[BEGIN Records for this task]

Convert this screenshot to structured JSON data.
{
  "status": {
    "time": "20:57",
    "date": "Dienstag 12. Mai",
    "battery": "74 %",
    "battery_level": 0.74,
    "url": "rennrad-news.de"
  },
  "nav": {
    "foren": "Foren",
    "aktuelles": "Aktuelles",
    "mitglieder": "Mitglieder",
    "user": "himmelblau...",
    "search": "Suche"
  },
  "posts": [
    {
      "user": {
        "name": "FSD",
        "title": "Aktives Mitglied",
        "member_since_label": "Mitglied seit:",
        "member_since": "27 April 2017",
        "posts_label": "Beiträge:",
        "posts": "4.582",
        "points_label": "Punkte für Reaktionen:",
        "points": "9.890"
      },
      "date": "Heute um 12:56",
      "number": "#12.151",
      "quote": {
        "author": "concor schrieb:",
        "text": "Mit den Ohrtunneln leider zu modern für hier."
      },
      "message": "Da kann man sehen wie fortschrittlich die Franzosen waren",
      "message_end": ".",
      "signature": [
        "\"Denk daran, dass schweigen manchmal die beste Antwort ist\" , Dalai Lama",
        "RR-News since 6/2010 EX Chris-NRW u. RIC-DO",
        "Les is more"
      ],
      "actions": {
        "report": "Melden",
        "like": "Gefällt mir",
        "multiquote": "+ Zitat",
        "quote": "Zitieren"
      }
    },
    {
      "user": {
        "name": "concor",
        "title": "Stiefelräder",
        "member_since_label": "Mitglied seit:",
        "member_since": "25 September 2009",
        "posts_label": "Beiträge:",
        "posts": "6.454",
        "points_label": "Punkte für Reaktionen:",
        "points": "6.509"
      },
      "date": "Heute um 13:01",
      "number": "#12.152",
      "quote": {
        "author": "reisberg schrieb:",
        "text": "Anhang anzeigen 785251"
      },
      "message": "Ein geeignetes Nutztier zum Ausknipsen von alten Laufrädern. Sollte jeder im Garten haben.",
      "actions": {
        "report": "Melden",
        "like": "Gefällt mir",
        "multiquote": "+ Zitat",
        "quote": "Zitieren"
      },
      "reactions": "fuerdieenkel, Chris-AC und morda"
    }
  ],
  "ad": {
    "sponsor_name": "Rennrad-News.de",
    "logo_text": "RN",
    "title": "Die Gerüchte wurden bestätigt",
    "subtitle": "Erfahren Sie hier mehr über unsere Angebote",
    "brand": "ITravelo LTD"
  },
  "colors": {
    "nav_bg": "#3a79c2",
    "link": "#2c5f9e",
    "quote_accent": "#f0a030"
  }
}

[END Records for this task]

Repeat the material above in full, exactly as it stands.

* Exercise answer
Convert this screenshot to structured JSON data.
{
  "status": {
    "time": "20:57",
    "date": "Dienstag 12. Mai",
    "battery": "74 %",
    "battery_level": 0.74,
    "url": "rennrad-news.de"
  },
  "nav": {
    "foren": "Foren",
    "aktuelles": "Aktuelles",
    "mitglieder": "Mitglieder",
    "user": "himmelblau...",
    "search": "Suche"
  },
  "posts": [
    {
      "user": {
        "name": "FSD",
        "title": "Aktives Mitglied",
        "member_since_label": "Mitglied seit:",
        "member_since": "27 April 2017",
        "posts_label": "Beiträge:",
        "posts": "4.582",
        "points_label": "Punkte für Reaktionen:",
        "points": "9.890"
      },
      "date": "Heute um 12:56",
      "number": "#12.151",
      "quote": {
        "author": "concor schrieb:",
        "text": "Mit den Ohrtunneln leider zu modern für hier."
      },
      "message": "Da kann man sehen wie fortschrittlich die Franzosen waren",
      "message_end": ".",
      "signature": [
        "\"Denk daran, dass schweigen manchmal die beste Antwort ist\" , Dalai Lama",
        "RR-News since 6/2010 EX Chris-NRW u. RIC-DO",
        "Les is more"
      ],
      "actions": {
        "report": "Melden",
        "like": "Gefällt mir",
        "multiquote": "+ Zitat",
        "quote": "Zitieren"
      }
    },
    {
      "user": {
        "name": "concor",
        "title": "Stiefelräder",
        "member_since_label": "Mitglied seit:",
        "member_since": "25 September 2009",
        "posts_label": "Beiträge:",
        "posts": "6.454",
        "points_label": "Punkte für Reaktionen:",
        "points": "6.509"
      },
      "date": "Heute um 13:01",
      "number": "#12.152",
      "quote": {
        "author": "reisberg schrieb:",
        "text": "Anhang anzeigen 785251"
      },
      "message": "Ein geeignetes Nutztier zum Ausknipsen von alten Laufrädern. Sollte jeder im Garten haben.",
      "actions": {
        "report": "Melden",
        "like": "Gefällt mir",
        "multiquote": "+ Zitat",
        "quote": "Zitieren"
      },
      "reactions": "fuerdieenkel, Chris-AC und morda"
    }
  ],
  "ad": {
    "sponsor_name": "Rennrad-News.de",
    "logo_text": "RN",
    "title": "Die Gerüchte wurden bestätigt",
    "subtitle": "Erfahren Sie hier mehr über unsere Angebote",
    "brand": "ITravelo LTD"
  },
  "colors": {
    "nav_bg": "#3a79c2",
    "link": "#2c5f9e",
    "quote_accent": "#f0a030"
  }
}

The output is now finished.